▸ TASK OBJECTIVE
Copy each line below that contains "moving".

::: INPUT DATA

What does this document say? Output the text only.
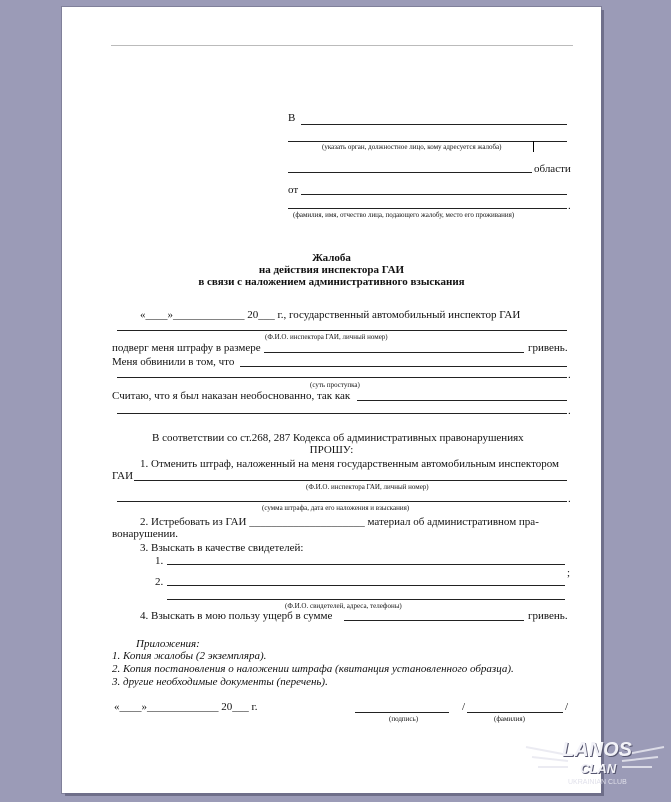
В
(указать орган, должностное лицо, кому адресуется жалоба)
области
от
.
(фамилия, имя, отчество лица, подающего жалобу, место его проживания)
Жалоба
на действия инспектора ГАИ
в связи с наложением административного взыскания
«____»_____________ 20___ г., государственный автомобильный инспектор ГАИ
(Ф.И.О. инспектора ГАИ, личный номер)
подверг меня штрафу в размере	гривень.
Меня обвинили в том, что
.
(суть проступка)
Считаю, что я был наказан необоснованно, так как
.
В соответствии со ст.268, 287 Кодекса об административных правонарушениях
ПРОШУ:
1. Отменить штраф, наложенный на меня государственным автомобильным инспектором
ГАИ
(Ф.И.О. инспектора ГАИ, личный номер)
.
(сумма штрафа, дата его наложения и взыскания)
2. Истребовать из ГАИ _____________________ материал об административном пра-
вонарушении.
3. Взыскать в качестве свидетелей:
1.
;
2.
(Ф.И.О. свидетелей, адреса, телефоны)
4. Взыскать в мою пользу ущерб в сумме	гривень.
Приложения:
1. Копия жалобы (2 экземпляра).
2. Копия постановления о наложении штрафа (квитанция установленного образца).
3. другие необходимые документы (перечень).
«____»_____________ 20___ г.
(подпись)
/	/
(фамилия)
LANOS
CLAN
UKRAINIAN CLUB
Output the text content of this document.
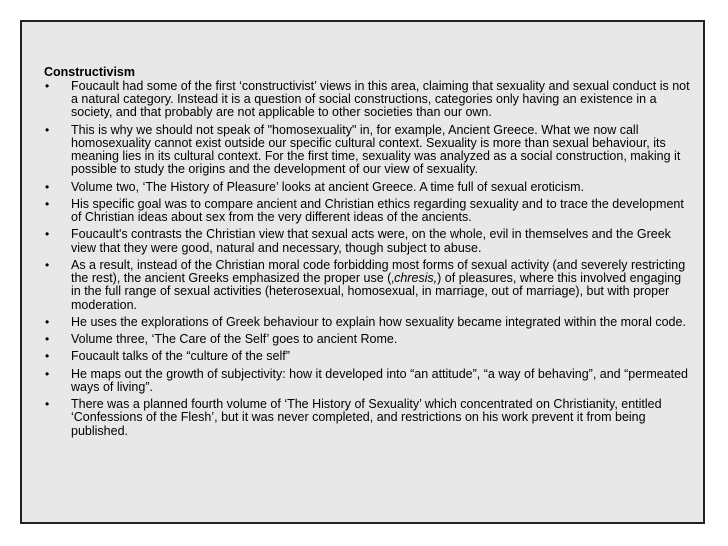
Constructivism
• Foucault had some of the first ‘constructivist’ views in this area, claiming that sexuality and sexual conduct is not a natural category. Instead it is a question of social constructions, categories only having an existence in a society, and that probably are not applicable to other societies than our own.
• This is why we should not speak of "homosexuality" in, for example, Ancient Greece. What we now call homosexuality cannot exist outside our specific cultural context. Sexuality is more than sexual behaviour, its meaning lies in its cultural context. For the first time, sexuality was analyzed as a social construction, making it possible to study the origins and the development of our view of sexuality.
• Volume two, ‘The History of Pleasure’ looks at ancient Greece. A time full of sexual eroticism.
• His specific goal was to compare ancient and Christian ethics regarding sexuality and to trace the development of Christian ideas about sex from the very different ideas of the ancients.
• Foucault's contrasts the Christian view that sexual acts were, on the whole, evil in themselves and the Greek view that they were good, natural and necessary, though subject to abuse.
• As a result, instead of the Christian moral code forbidding most forms of sexual activity (and severely restricting the rest), the ancient Greeks emphasized the proper use (‚chresis,) of pleasures, where this involved engaging in the full range of sexual activities (heterosexual, homosexual, in marriage, out of marriage), but with proper moderation.
• He uses the explorations of Greek behaviour to explain how sexuality became integrated within the moral code.
• Volume three, ‘The Care of the Self’ goes to ancient Rome.
• Foucault talks of the “culture of the self”
• He maps out the growth of subjectivity: how it developed into “an attitude”, “a way of behaving”, and “permeated ways of living”.
• There was a planned fourth volume of ‘The History of Sexuality’ which concentrated on Christianity, entitled ‘Confessions of the Flesh’, but it was never completed, and restrictions on his work prevent it from being published.
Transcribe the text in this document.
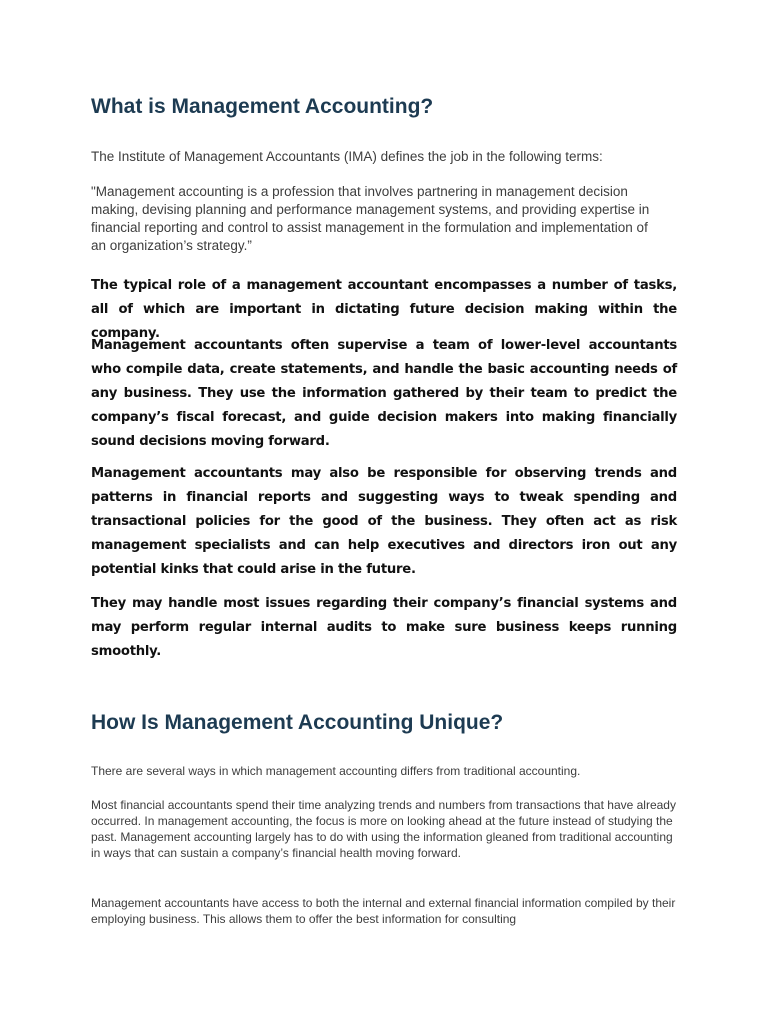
What is Management Accounting?

The Institute of Management Accountants (IMA) defines the job in the following terms:

"Management accounting is a profession that involves partnering in management decision making, devising planning and performance management systems, and providing expertise in financial reporting and control to assist management in the formulation and implementation of an organization’s strategy.”

The typical role of a management accountant encompasses a number of tasks, all of which are important in dictating future decision making within the company.

Management accountants often supervise a team of lower-level accountants who compile data, create statements, and handle the basic accounting needs of any business. They use the information gathered by their team to predict the company’s fiscal forecast, and guide decision makers into making financially sound decisions moving forward.

Management accountants may also be responsible for observing trends and patterns in financial reports and suggesting ways to tweak spending and transactional policies for the good of the business. They often act as risk management specialists and can help executives and directors iron out any potential kinks that could arise in the future.

They may handle most issues regarding their company’s financial systems and may perform regular internal audits to make sure business keeps running smoothly.

How Is Management Accounting Unique?

There are several ways in which management accounting differs from traditional accounting.

Most financial accountants spend their time analyzing trends and numbers from transactions that have already occurred. In management accounting, the focus is more on looking ahead at the future instead of studying the past. Management accounting largely has to do with using the information gleaned from traditional accounting in ways that can sustain a company’s financial health moving forward.

Management accountants have access to both the internal and external financial information compiled by their employing business. This allows them to offer the best information for consulting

::::::

▸ CORRECT RESPONSE
Management accountants often supervise a team of lower-level accountants who compile data, create statements, and handle the basic accounting needs of any business. They use the information gathered by their team to predict the company’s fiscal forecast, and guide decision makers into making financially sound decisions moving forward.
Most financial accountants spend their time analyzing trends and numbers from transactions that have already occurred. In management accounting, the focus is more on looking ahead at the future instead of studying the past. Management accounting largely has to do with using the information gleaned from traditional accounting in ways that can sustain a company’s financial health moving forward.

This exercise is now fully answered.